* _Given exercise_
Pick out every line of the entries below that contains the word "screenshot".

* _Material_

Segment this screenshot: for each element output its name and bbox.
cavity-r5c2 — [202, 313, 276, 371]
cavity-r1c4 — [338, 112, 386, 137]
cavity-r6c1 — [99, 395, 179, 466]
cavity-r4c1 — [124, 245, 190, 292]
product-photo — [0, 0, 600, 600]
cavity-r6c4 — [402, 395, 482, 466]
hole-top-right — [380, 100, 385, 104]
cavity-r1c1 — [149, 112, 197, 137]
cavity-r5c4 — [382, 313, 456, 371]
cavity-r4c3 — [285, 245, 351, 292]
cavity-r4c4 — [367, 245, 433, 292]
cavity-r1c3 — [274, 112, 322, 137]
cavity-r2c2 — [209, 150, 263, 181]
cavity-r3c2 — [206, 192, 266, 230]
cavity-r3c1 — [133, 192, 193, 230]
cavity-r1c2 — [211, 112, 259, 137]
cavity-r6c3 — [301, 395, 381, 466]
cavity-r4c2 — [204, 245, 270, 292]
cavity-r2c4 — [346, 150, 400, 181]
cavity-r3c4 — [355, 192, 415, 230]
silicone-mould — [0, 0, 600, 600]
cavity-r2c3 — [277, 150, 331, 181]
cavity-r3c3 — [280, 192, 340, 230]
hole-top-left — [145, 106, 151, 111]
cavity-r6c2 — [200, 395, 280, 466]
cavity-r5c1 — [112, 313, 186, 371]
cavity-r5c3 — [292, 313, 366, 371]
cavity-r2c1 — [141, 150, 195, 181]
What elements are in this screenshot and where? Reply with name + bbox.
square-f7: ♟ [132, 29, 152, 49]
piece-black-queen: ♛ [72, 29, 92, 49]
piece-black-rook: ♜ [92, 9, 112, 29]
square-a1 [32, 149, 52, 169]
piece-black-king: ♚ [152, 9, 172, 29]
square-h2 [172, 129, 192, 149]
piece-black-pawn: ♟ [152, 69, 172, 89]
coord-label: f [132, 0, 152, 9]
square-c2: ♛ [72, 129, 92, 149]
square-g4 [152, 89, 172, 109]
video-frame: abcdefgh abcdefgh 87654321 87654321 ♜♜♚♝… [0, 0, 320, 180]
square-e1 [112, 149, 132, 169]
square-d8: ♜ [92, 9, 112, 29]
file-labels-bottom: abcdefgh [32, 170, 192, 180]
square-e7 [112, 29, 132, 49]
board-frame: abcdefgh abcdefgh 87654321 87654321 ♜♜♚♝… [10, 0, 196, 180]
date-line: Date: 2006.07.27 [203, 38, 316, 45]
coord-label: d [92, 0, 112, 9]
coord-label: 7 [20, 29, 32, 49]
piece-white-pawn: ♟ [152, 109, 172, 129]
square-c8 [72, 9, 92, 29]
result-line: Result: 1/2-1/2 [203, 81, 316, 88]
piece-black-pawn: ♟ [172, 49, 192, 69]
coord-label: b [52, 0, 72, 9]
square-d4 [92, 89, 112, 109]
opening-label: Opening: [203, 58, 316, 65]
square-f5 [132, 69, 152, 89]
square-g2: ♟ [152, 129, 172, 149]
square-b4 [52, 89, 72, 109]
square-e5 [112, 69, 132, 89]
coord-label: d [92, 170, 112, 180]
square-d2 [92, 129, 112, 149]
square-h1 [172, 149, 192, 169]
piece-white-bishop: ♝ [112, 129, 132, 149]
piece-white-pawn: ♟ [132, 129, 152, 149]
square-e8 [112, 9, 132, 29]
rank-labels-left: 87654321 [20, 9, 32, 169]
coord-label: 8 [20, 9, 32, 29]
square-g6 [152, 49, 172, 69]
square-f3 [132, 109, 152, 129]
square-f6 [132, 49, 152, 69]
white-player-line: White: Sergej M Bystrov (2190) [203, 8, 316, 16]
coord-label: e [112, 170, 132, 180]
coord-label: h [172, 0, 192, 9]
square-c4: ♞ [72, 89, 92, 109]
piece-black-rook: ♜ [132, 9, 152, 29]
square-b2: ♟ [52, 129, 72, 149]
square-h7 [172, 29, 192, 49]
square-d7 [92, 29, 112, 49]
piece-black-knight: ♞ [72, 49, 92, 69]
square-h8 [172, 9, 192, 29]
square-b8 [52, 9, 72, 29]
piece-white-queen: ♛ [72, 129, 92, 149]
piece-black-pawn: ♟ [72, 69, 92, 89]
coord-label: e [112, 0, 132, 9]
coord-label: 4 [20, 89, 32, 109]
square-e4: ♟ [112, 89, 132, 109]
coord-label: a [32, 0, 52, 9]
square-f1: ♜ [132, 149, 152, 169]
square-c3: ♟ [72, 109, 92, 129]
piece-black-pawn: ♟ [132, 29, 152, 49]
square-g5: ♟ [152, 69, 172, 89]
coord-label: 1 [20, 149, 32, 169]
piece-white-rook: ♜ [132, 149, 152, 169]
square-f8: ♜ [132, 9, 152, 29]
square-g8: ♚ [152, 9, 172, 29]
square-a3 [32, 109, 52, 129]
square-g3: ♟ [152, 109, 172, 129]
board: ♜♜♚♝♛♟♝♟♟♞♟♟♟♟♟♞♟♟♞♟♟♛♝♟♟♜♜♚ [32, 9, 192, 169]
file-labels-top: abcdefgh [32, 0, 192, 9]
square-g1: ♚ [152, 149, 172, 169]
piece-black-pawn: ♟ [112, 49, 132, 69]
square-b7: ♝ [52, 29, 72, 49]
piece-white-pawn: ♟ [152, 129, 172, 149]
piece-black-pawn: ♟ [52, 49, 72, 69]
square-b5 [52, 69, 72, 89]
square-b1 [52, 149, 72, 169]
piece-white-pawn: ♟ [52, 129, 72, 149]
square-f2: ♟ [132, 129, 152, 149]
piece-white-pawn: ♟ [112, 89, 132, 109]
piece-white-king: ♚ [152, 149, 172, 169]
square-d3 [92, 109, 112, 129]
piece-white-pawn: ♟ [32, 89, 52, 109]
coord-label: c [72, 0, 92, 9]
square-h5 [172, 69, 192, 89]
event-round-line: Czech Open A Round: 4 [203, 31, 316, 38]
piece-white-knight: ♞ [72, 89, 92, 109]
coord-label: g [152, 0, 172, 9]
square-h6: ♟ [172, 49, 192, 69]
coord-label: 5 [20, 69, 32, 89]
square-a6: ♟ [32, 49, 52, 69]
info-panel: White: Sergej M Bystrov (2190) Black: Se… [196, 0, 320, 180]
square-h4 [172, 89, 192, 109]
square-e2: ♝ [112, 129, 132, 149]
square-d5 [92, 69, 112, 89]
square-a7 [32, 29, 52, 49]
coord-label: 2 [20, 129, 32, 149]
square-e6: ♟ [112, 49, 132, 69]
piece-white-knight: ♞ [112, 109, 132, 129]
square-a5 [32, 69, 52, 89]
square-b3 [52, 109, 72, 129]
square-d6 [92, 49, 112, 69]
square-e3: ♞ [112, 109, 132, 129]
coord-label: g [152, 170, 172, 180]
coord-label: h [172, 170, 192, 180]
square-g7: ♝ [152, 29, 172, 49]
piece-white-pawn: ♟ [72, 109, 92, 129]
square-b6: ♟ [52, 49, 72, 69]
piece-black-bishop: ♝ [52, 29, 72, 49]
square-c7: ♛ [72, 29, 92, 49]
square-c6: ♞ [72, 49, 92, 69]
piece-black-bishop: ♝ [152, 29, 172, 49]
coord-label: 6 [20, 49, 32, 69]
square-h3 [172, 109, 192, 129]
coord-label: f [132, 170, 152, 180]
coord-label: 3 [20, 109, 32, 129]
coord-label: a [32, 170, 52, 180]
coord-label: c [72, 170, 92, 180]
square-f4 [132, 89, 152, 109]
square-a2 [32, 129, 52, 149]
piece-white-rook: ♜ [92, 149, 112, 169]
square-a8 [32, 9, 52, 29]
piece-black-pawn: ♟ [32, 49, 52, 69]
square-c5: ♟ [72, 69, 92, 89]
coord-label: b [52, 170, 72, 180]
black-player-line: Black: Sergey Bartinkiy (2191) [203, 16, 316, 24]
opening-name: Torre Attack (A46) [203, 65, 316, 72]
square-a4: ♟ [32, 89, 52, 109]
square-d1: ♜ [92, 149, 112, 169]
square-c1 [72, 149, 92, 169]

* _Exercise answer_
Segment this screenshot: for each element output its name and bbox.
What elements are in this screenshot and where? Reply with name + bbox.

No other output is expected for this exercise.